START Working data
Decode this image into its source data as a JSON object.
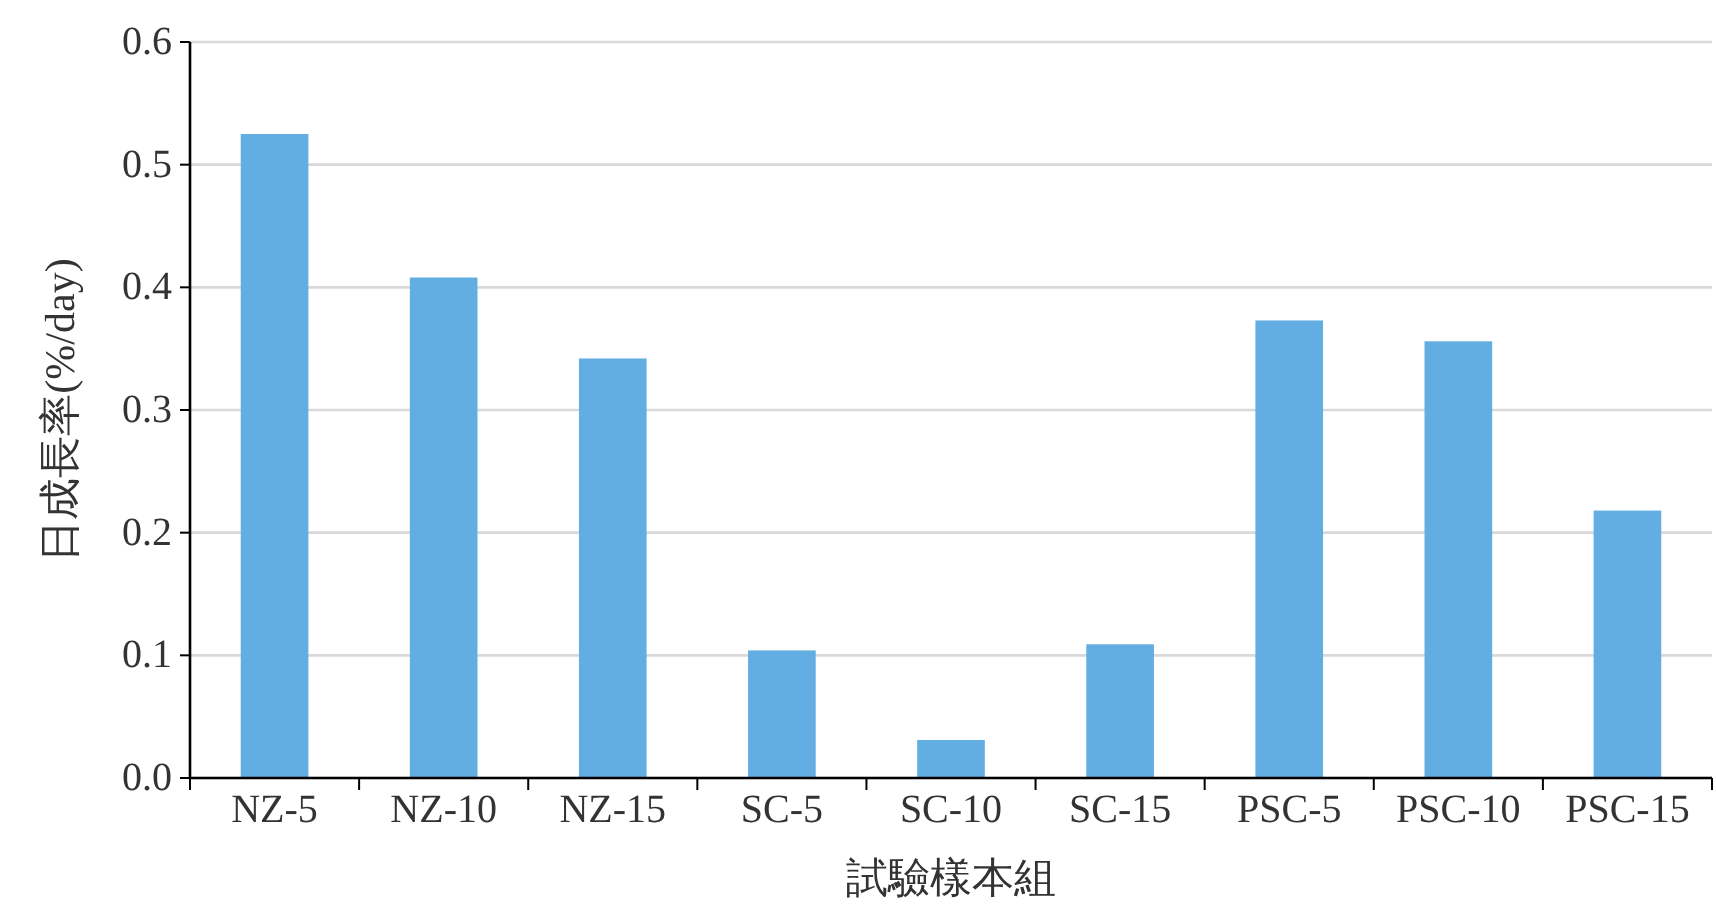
{
  "chart_data": {
    "type": "bar",
    "xlabel": "試驗樣本組",
    "ylabel": "日成長率(%/day)",
    "categories": [
      "NZ-5",
      "NZ-10",
      "NZ-15",
      "SC-5",
      "SC-10",
      "SC-15",
      "PSC-5",
      "PSC-10",
      "PSC-15"
    ],
    "values": [
      0.525,
      0.408,
      0.342,
      0.104,
      0.031,
      0.109,
      0.373,
      0.356,
      0.218
    ],
    "color": "#62aee2",
    "ylim": [
      0,
      0.6
    ],
    "yticks": [
      {
        "value": 0,
        "label": "0.0"
      },
      0.1,
      0.2,
      0.3,
      0.4,
      0.5,
      0.6
    ],
    "grid": "y"
  }
}
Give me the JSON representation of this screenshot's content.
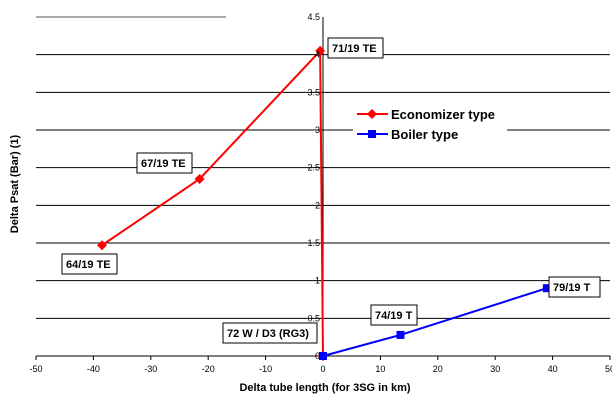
{
  "chart_data": {
    "type": "line",
    "title": "",
    "xlabel": "Delta tube length (for 3SG in km)",
    "ylabel": "Delta Psat (Bar)  (1)",
    "xlim": [
      -50,
      50
    ],
    "ylim": [
      0,
      4.5
    ],
    "x_ticks": [
      "-50",
      "-40",
      "-30",
      "-20",
      "-10",
      "0",
      "10",
      "20",
      "30",
      "40",
      "50"
    ],
    "y_ticks": [
      "0",
      "0.5",
      "1",
      "1.5",
      "2",
      "2.5",
      "3",
      "3.5",
      "4",
      "4.5"
    ],
    "grid": "horizontal",
    "legend_position": "right",
    "series": [
      {
        "name": "Economizer type",
        "color": "#ff0000",
        "marker": "diamond",
        "x": [
          -38.5,
          -21.5,
          -0.5,
          0
        ],
        "y": [
          1.47,
          2.35,
          4.05,
          0.0
        ]
      },
      {
        "name": "Boiler type",
        "color": "#0000ff",
        "marker": "square",
        "x": [
          0,
          13.5,
          39
        ],
        "y": [
          0.0,
          0.28,
          0.9
        ]
      }
    ],
    "annotations": [
      {
        "text": "64/19 TE",
        "x": -38.5,
        "y": 1.47
      },
      {
        "text": "67/19 TE",
        "x": -21.5,
        "y": 2.35
      },
      {
        "text": "71/19 TE",
        "x": -0.5,
        "y": 4.05
      },
      {
        "text": "72 W / D3 (RG3)",
        "x": 0,
        "y": 0
      },
      {
        "text": "74/19 T",
        "x": 13.5,
        "y": 0.28
      },
      {
        "text": "79/19 T",
        "x": 39,
        "y": 0.9
      }
    ]
  }
}
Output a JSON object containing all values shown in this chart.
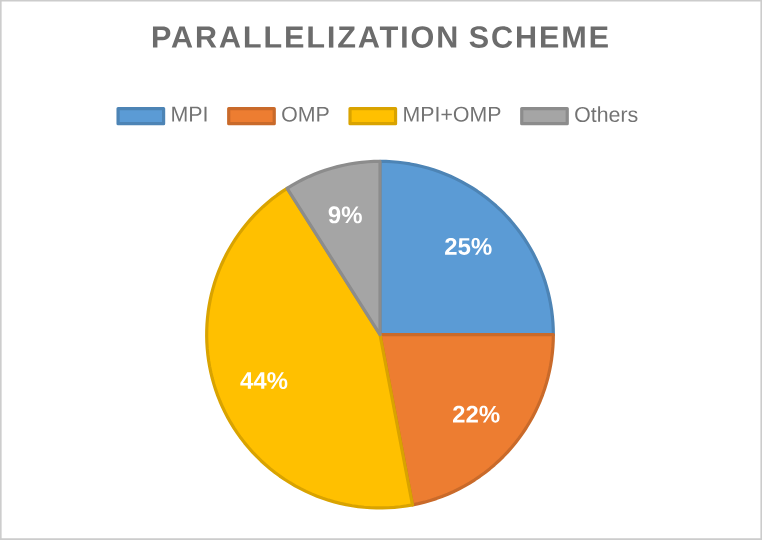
{
  "chart_data": {
    "type": "pie",
    "title": "PARALLELIZATION SCHEME",
    "categories": [
      "MPI",
      "OMP",
      "MPI+OMP",
      "Others"
    ],
    "values": [
      25,
      22,
      44,
      9
    ],
    "colors": [
      "#5b9bd5",
      "#ed7d31",
      "#ffc000",
      "#a5a5a5"
    ],
    "value_labels": [
      "25%",
      "22%",
      "44%",
      "9%"
    ],
    "legend": "top"
  }
}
END Working data
- **Problem**
Pictures in the data above should not be copied; transcribe everything else exactly.

- **Output of the exercise**
Decode this image into its source data as a JSON object.
{
  "chart_data": {
    "type": "bar",
    "xlabel": "試驗樣本組",
    "ylabel": "日成長率(%/day)",
    "categories": [
      "NZ-5",
      "NZ-10",
      "NZ-15",
      "SC-5",
      "SC-10",
      "SC-15",
      "PSC-5",
      "PSC-10",
      "PSC-15"
    ],
    "values": [
      0.525,
      0.408,
      0.342,
      0.104,
      0.031,
      0.109,
      0.373,
      0.356,
      0.218
    ],
    "color": "#62aee2",
    "ylim": [
      0,
      0.6
    ],
    "yticks": [
      {
        "value": 0,
        "label": "0.0"
      },
      0.1,
      0.2,
      0.3,
      0.4,
      0.5,
      0.6
    ],
    "grid": "y"
  }
}
Give me the JSON representation of this screenshot's content.
{
  "chart_data": {
    "type": "line",
    "title": "",
    "xlabel": "Delta tube length (for 3SG in km)",
    "ylabel": "Delta Psat (Bar)  (1)",
    "xlim": [
      -50,
      50
    ],
    "ylim": [
      0,
      4.5
    ],
    "x_ticks": [
      "-50",
      "-40",
      "-30",
      "-20",
      "-10",
      "0",
      "10",
      "20",
      "30",
      "40",
      "50"
    ],
    "y_ticks": [
      "0",
      "0.5",
      "1",
      "1.5",
      "2",
      "2.5",
      "3",
      "3.5",
      "4",
      "4.5"
    ],
    "grid": "horizontal",
    "legend_position": "right",
    "series": [
      {
        "name": "Economizer type",
        "color": "#ff0000",
        "marker": "diamond",
        "x": [
          -38.5,
          -21.5,
          -0.5,
          0
        ],
        "y": [
          1.47,
          2.35,
          4.05,
          0.0
        ]
      },
      {
        "name": "Boiler type",
        "color": "#0000ff",
        "marker": "square",
        "x": [
          0,
          13.5,
          39
        ],
        "y": [
          0.0,
          0.28,
          0.9
        ]
      }
    ],
    "annotations": [
      {
        "text": "64/19 TE",
        "x": -38.5,
        "y": 1.47
      },
      {
        "text": "67/19 TE",
        "x": -21.5,
        "y": 2.35
      },
      {
        "text": "71/19 TE",
        "x": -0.5,
        "y": 4.05
      },
      {
        "text": "72 W / D3 (RG3)",
        "x": 0,
        "y": 0
      },
      {
        "text": "74/19 T",
        "x": 13.5,
        "y": 0.28
      },
      {
        "text": "79/19 T",
        "x": 39,
        "y": 0.9
      }
    ]
  }
}
Output a JSON object containing all values shown in this chart.
{
  "chart_data": {
    "type": "pie",
    "title": "PARALLELIZATION SCHEME",
    "categories": [
      "MPI",
      "OMP",
      "MPI+OMP",
      "Others"
    ],
    "values": [
      25,
      22,
      44,
      9
    ],
    "colors": [
      "#5b9bd5",
      "#ed7d31",
      "#ffc000",
      "#a5a5a5"
    ],
    "value_labels": [
      "25%",
      "22%",
      "44%",
      "9%"
    ],
    "legend": "top"
  }
}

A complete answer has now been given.